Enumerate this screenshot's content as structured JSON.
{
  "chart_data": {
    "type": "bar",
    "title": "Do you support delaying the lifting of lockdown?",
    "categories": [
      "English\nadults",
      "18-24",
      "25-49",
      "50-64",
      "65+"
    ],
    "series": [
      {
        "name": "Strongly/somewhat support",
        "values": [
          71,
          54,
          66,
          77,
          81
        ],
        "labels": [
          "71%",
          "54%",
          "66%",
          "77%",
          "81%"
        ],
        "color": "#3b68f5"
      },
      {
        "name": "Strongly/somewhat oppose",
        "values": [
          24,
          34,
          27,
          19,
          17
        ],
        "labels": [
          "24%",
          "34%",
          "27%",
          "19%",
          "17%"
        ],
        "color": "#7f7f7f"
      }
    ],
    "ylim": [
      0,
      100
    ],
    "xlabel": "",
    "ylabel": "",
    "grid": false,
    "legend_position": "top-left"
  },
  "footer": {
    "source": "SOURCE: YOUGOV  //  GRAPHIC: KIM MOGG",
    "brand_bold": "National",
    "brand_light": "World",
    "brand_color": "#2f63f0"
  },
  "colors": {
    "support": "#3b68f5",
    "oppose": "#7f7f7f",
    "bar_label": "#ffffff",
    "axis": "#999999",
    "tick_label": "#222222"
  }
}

_Directive:_
Please repeat all the records above exactly as they appear.

_Correct answer:_
Enumerate this screenshot's content as structured JSON.
{
  "chart_data": {
    "type": "bar",
    "title": "Do you support delaying the lifting of lockdown?",
    "categories": [
      "English\nadults",
      "18-24",
      "25-49",
      "50-64",
      "65+"
    ],
    "series": [
      {
        "name": "Strongly/somewhat support",
        "values": [
          71,
          54,
          66,
          77,
          81
        ],
        "labels": [
          "71%",
          "54%",
          "66%",
          "77%",
          "81%"
        ],
        "color": "#3b68f5"
      },
      {
        "name": "Strongly/somewhat oppose",
        "values": [
          24,
          34,
          27,
          19,
          17
        ],
        "labels": [
          "24%",
          "34%",
          "27%",
          "19%",
          "17%"
        ],
        "color": "#7f7f7f"
      }
    ],
    "ylim": [
      0,
      100
    ],
    "xlabel": "",
    "ylabel": "",
    "grid": false,
    "legend_position": "top-left"
  },
  "footer": {
    "source": "SOURCE: YOUGOV  //  GRAPHIC: KIM MOGG",
    "brand_bold": "National",
    "brand_light": "World",
    "brand_color": "#2f63f0"
  },
  "colors": {
    "support": "#3b68f5",
    "oppose": "#7f7f7f",
    "bar_label": "#ffffff",
    "axis": "#999999",
    "tick_label": "#222222"
  }
}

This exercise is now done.